-- Start DATA IN THIS EXERCISE --
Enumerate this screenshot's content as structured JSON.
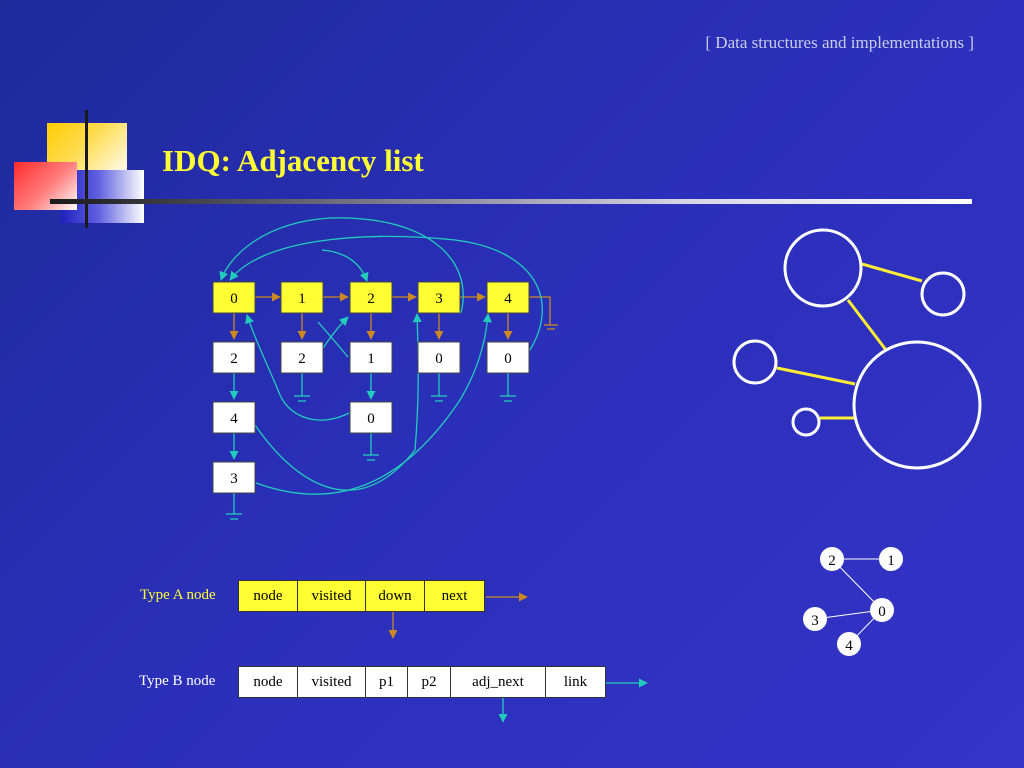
{
  "header": {
    "tag": "[ Data structures and implementations ]"
  },
  "slide": {
    "title": "IDQ: Adjacency list"
  },
  "adjacency": {
    "heads": [
      "0",
      "1",
      "2",
      "3",
      "4"
    ],
    "col0": [
      "2",
      "4",
      "3"
    ],
    "col1": [
      "2"
    ],
    "col2": [
      "1",
      "0"
    ],
    "col3": [
      "0"
    ],
    "col4": [
      "0"
    ]
  },
  "graph": {
    "nodes": [
      "0",
      "1",
      "2",
      "3",
      "4"
    ]
  },
  "type_a": {
    "label": "Type A node",
    "fields": [
      "node",
      "visited",
      "down",
      "next"
    ]
  },
  "type_b": {
    "label": "Type B node",
    "fields": [
      "node",
      "visited",
      "p1",
      "p2",
      "adj_next",
      "link"
    ]
  },
  "colors": {
    "background": "#2a2fb8",
    "title": "#ffff33",
    "head_node": "#ffff33",
    "list_node": "#ffffff",
    "down_arrow": "#cc8822",
    "link_arrow": "#22ccbb",
    "graph_edge_thick": "#ffee33"
  }
}
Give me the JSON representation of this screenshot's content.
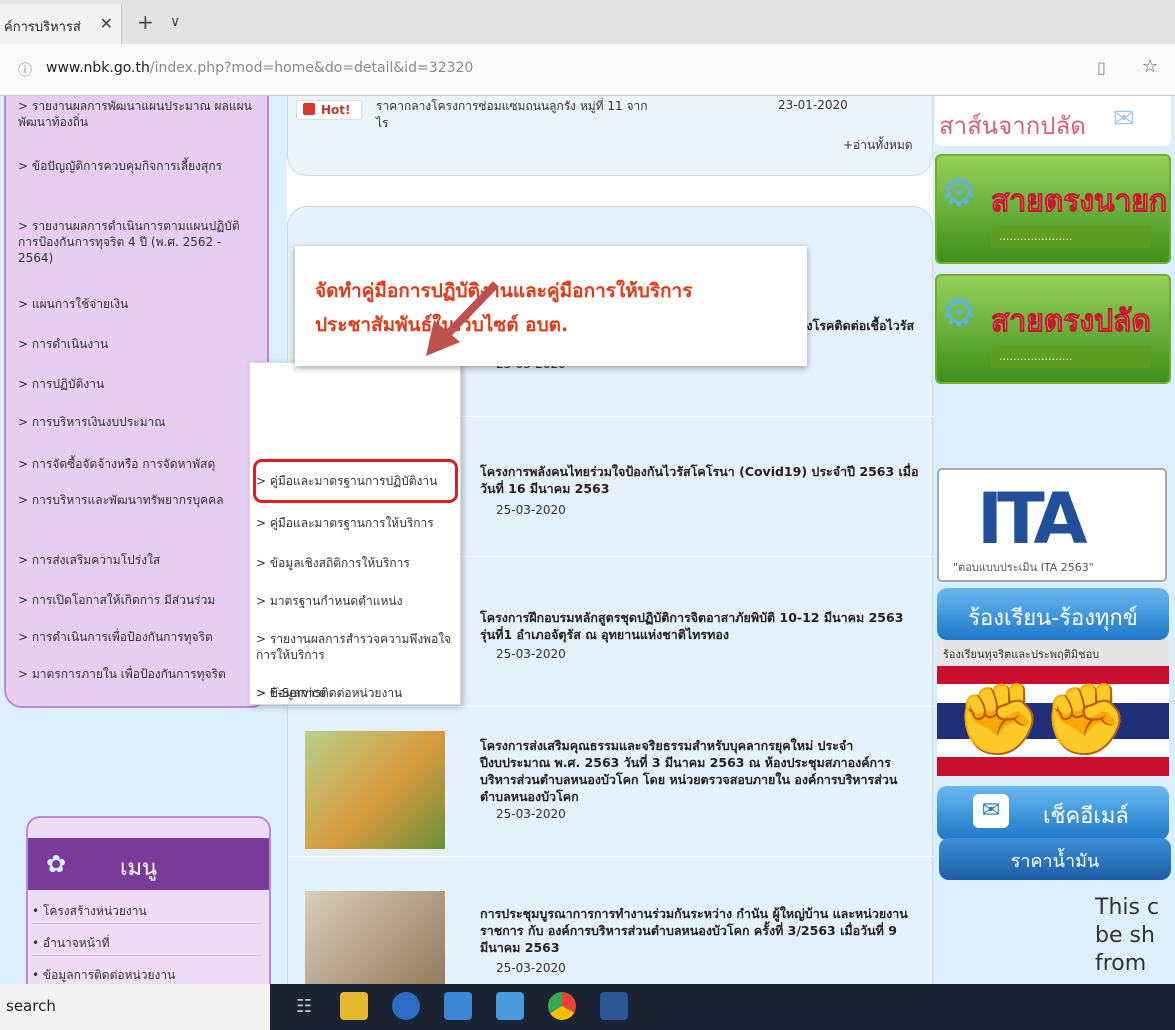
{
  "browser": {
    "tab_title": "ค์การบริหารส่",
    "tab_close": "✕",
    "new_tab": "+",
    "tab_menu": "∨",
    "url_host": "www.nbk.go.th",
    "url_path": "/index.php?mod=home&do=detail&id=32320",
    "info_icon": "ⓘ",
    "reader_icon": "▯",
    "star_icon": "☆"
  },
  "left_sidebar": {
    "items": [
      {
        "label": "> รายงานผลการพัฒนาแผนประมาณ ผลแผนพัฒนาท้องถิ่น"
      },
      {
        "label": "> ข้อปัญญัติการควบคุมกิจการเลี้ยงสุกร"
      },
      {
        "label": "> รายงานผลการดำเนินการตามแผนปฏิบัติการป้องกันการทุจริต 4 ปี (พ.ศ. 2562 - 2564)"
      },
      {
        "label": "> แผนการใช้จ่ายเงิน"
      },
      {
        "label": "> การดำเนินงาน"
      },
      {
        "label": "> การปฏิบัติงาน"
      },
      {
        "label": "> การบริหารเงินงบประมาณ"
      },
      {
        "label": "> การจัดซื้อจัดจ้างหรือ การจัดหาพัสดุ"
      },
      {
        "label": "> การบริหารและพัฒนาทรัพยากรบุคคล"
      },
      {
        "label": "> การส่งเสริมความโปร่งใส"
      },
      {
        "label": "> การเปิดโอกาสให้เกิดการ มีส่วนร่วม"
      },
      {
        "label": "> การดำเนินการเพื่อป้องกันการทุจริต"
      },
      {
        "label": "> มาตรการภายใน เพื่อป้องกันการทุจริต"
      }
    ]
  },
  "menu_box": {
    "title": "เมนู",
    "items": [
      {
        "label": "• โครงสร้างหน่วยงาน"
      },
      {
        "label": "• อำนาจหน้าที่"
      },
      {
        "label": "• ข้อมูลการติดต่อหน่วยงาน"
      }
    ]
  },
  "dropdown": {
    "items": [
      {
        "label": "> คู่มือและมาตรฐานการปฏิบัติงาน"
      },
      {
        "label": "> คู่มือและมาตรฐานการให้บริการ"
      },
      {
        "label": "> ข้อมูลเชิงสถิติการให้บริการ"
      },
      {
        "label": "> มาตรฐานกำหนดตำแหน่ง"
      },
      {
        "label": "> รายงานผลการสำรวจความพึงพอใจการให้บริการ"
      },
      {
        "label": "> ข้อมูลการติดต่อหน่วยงาน"
      },
      {
        "label": "> E-Service"
      }
    ]
  },
  "callout": {
    "line1": "จัดทำคู่มือการปฏิบัติงานและคู่มือการให้บริการ",
    "line2": "ประชาสัมพันธ์ในเว็บไซต์ อบต."
  },
  "hot_news": {
    "badge": "Hot!",
    "text": "ราคากลางโครงการซ่อมแซมถนนลูกรัง หมู่ที่ 11 จากไร",
    "date": "23-01-2020",
    "read_all": "+อ่านทั้งหมด"
  },
  "news": [
    {
      "title": "กิจกรรมทำความสะอาด \"เพื่อลดความเสี่ยงการแพร่ระบาดของโรคติดต่อเชื้อไวรัสโคโรนา 2019\" (covid 19)",
      "date": "25-03-2020"
    },
    {
      "title": "โครงการพลังคนไทยร่วมใจป้องกันไวรัสโคโรนา (Covid19) ประจำปี 2563 เมื่อวันที่ 16 มีนาคม 2563",
      "date": "25-03-2020"
    },
    {
      "title": "โครงการฝึกอบรมหลักสูตรชุดปฏิบัติการจิตอาสาภัยพิบัติ 10-12 มีนาคม 2563 รุ่นที่1 อำเภอจัตุรัส ณ อุทยานแห่งชาติไทรทอง",
      "date": "25-03-2020"
    },
    {
      "title": "โครงการส่งเสริมคุณธรรมและจริยธรรมสำหรับบุคลากรยุคใหม่ ประจำปีงบประมาณ พ.ศ. 2563 วันที่ 3 มีนาคม 2563 ณ ห้องประชุมสภาองค์การบริหารส่วนตำบลหนองบัวโคก โดย หน่วยตรวจสอบภายใน องค์การบริหารส่วนตำบลหนองบัวโคก",
      "date": "25-03-2020"
    },
    {
      "title": "การประชุมบูรณาการการทำงานร่วมกันระหว่าง กำนัน ผู้ใหญ่บ้าน และหน่วยงานราชการ กับ องค์การบริหารส่วนตำบลหนองบัวโคก ครั้งที่ 3/2563 เมื่อวันที่ 9 มีนาคม 2563",
      "date": "25-03-2020"
    }
  ],
  "right_col": {
    "top_banner": "สาส์นจากปลัด",
    "banner1": "สายตรงนายก",
    "banner2": "สายตรงปลัด",
    "ita": "ITA",
    "ita_sub": "\"ตอบแบบประเมิน ITA 2563\"",
    "complaint": "ร้องเรียน-ร้องทุกข์",
    "corrupt": "ร้องเรียนทุจริตและประพฤติมิชอบ",
    "mail": "เช็คอีเมล์",
    "oil": "ราคาน้ำมัน",
    "scrap1": "This c",
    "scrap2": "be sh",
    "scrap3": "from"
  },
  "taskbar": {
    "search": "search"
  }
}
-- End DATA IN THIS EXERCISE --
__GIVEN PROBLEM__. Copy out each record shown above without alteration, skipping any picture.

__RESPONSE__.
Enumerate this screenshot's content as structured JSON.
{
  "header": {
    "tag": "[ Data structures and implementations ]"
  },
  "slide": {
    "title": "IDQ: Adjacency list"
  },
  "adjacency": {
    "heads": [
      "0",
      "1",
      "2",
      "3",
      "4"
    ],
    "col0": [
      "2",
      "4",
      "3"
    ],
    "col1": [
      "2"
    ],
    "col2": [
      "1",
      "0"
    ],
    "col3": [
      "0"
    ],
    "col4": [
      "0"
    ]
  },
  "graph": {
    "nodes": [
      "0",
      "1",
      "2",
      "3",
      "4"
    ]
  },
  "type_a": {
    "label": "Type A node",
    "fields": [
      "node",
      "visited",
      "down",
      "next"
    ]
  },
  "type_b": {
    "label": "Type B node",
    "fields": [
      "node",
      "visited",
      "p1",
      "p2",
      "adj_next",
      "link"
    ]
  },
  "colors": {
    "background": "#2a2fb8",
    "title": "#ffff33",
    "head_node": "#ffff33",
    "list_node": "#ffffff",
    "down_arrow": "#cc8822",
    "link_arrow": "#22ccbb",
    "graph_edge_thick": "#ffee33"
  }
}
Give me the JSON representation of this screenshot's content.
{
  "browser": {
    "tab_title": "ค์การบริหารส่",
    "tab_close": "✕",
    "new_tab": "+",
    "tab_menu": "∨",
    "url_host": "www.nbk.go.th",
    "url_path": "/index.php?mod=home&do=detail&id=32320",
    "info_icon": "ⓘ",
    "reader_icon": "▯",
    "star_icon": "☆"
  },
  "left_sidebar": {
    "items": [
      {
        "label": "> รายงานผลการพัฒนาแผนประมาณ ผลแผนพัฒนาท้องถิ่น"
      },
      {
        "label": "> ข้อปัญญัติการควบคุมกิจการเลี้ยงสุกร"
      },
      {
        "label": "> รายงานผลการดำเนินการตามแผนปฏิบัติการป้องกันการทุจริต 4 ปี (พ.ศ. 2562 - 2564)"
      },
      {
        "label": "> แผนการใช้จ่ายเงิน"
      },
      {
        "label": "> การดำเนินงาน"
      },
      {
        "label": "> การปฏิบัติงาน"
      },
      {
        "label": "> การบริหารเงินงบประมาณ"
      },
      {
        "label": "> การจัดซื้อจัดจ้างหรือ การจัดหาพัสดุ"
      },
      {
        "label": "> การบริหารและพัฒนาทรัพยากรบุคคล"
      },
      {
        "label": "> การส่งเสริมความโปร่งใส"
      },
      {
        "label": "> การเปิดโอกาสให้เกิดการ มีส่วนร่วม"
      },
      {
        "label": "> การดำเนินการเพื่อป้องกันการทุจริต"
      },
      {
        "label": "> มาตรการภายใน เพื่อป้องกันการทุจริต"
      }
    ]
  },
  "menu_box": {
    "title": "เมนู",
    "items": [
      {
        "label": "• โครงสร้างหน่วยงาน"
      },
      {
        "label": "• อำนาจหน้าที่"
      },
      {
        "label": "• ข้อมูลการติดต่อหน่วยงาน"
      }
    ]
  },
  "dropdown": {
    "items": [
      {
        "label": "> คู่มือและมาตรฐานการปฏิบัติงาน"
      },
      {
        "label": "> คู่มือและมาตรฐานการให้บริการ"
      },
      {
        "label": "> ข้อมูลเชิงสถิติการให้บริการ"
      },
      {
        "label": "> มาตรฐานกำหนดตำแหน่ง"
      },
      {
        "label": "> รายงานผลการสำรวจความพึงพอใจการให้บริการ"
      },
      {
        "label": "> ข้อมูลการติดต่อหน่วยงาน"
      },
      {
        "label": "> E-Service"
      }
    ]
  },
  "callout": {
    "line1": "จัดทำคู่มือการปฏิบัติงานและคู่มือการให้บริการ",
    "line2": "ประชาสัมพันธ์ในเว็บไซต์ อบต."
  },
  "hot_news": {
    "badge": "Hot!",
    "text": "ราคากลางโครงการซ่อมแซมถนนลูกรัง หมู่ที่ 11 จากไร",
    "date": "23-01-2020",
    "read_all": "+อ่านทั้งหมด"
  },
  "news": [
    {
      "title": "กิจกรรมทำความสะอาด \"เพื่อลดความเสี่ยงการแพร่ระบาดของโรคติดต่อเชื้อไวรัสโคโรนา 2019\" (covid 19)",
      "date": "25-03-2020"
    },
    {
      "title": "โครงการพลังคนไทยร่วมใจป้องกันไวรัสโคโรนา (Covid19) ประจำปี 2563 เมื่อวันที่ 16 มีนาคม 2563",
      "date": "25-03-2020"
    },
    {
      "title": "โครงการฝึกอบรมหลักสูตรชุดปฏิบัติการจิตอาสาภัยพิบัติ 10-12 มีนาคม 2563 รุ่นที่1 อำเภอจัตุรัส ณ อุทยานแห่งชาติไทรทอง",
      "date": "25-03-2020"
    },
    {
      "title": "โครงการส่งเสริมคุณธรรมและจริยธรรมสำหรับบุคลากรยุคใหม่ ประจำปีงบประมาณ พ.ศ. 2563 วันที่ 3 มีนาคม 2563 ณ ห้องประชุมสภาองค์การบริหารส่วนตำบลหนองบัวโคก โดย หน่วยตรวจสอบภายใน องค์การบริหารส่วนตำบลหนองบัวโคก",
      "date": "25-03-2020"
    },
    {
      "title": "การประชุมบูรณาการการทำงานร่วมกันระหว่าง กำนัน ผู้ใหญ่บ้าน และหน่วยงานราชการ กับ องค์การบริหารส่วนตำบลหนองบัวโคก ครั้งที่ 3/2563 เมื่อวันที่ 9 มีนาคม 2563",
      "date": "25-03-2020"
    }
  ],
  "right_col": {
    "top_banner": "สาส์นจากปลัด",
    "banner1": "สายตรงนายก",
    "banner2": "สายตรงปลัด",
    "ita": "ITA",
    "ita_sub": "\"ตอบแบบประเมิน ITA 2563\"",
    "complaint": "ร้องเรียน-ร้องทุกข์",
    "corrupt": "ร้องเรียนทุจริตและประพฤติมิชอบ",
    "mail": "เช็คอีเมล์",
    "oil": "ราคาน้ำมัน",
    "scrap1": "This c",
    "scrap2": "be sh",
    "scrap3": "from"
  },
  "taskbar": {
    "search": "search"
  }
}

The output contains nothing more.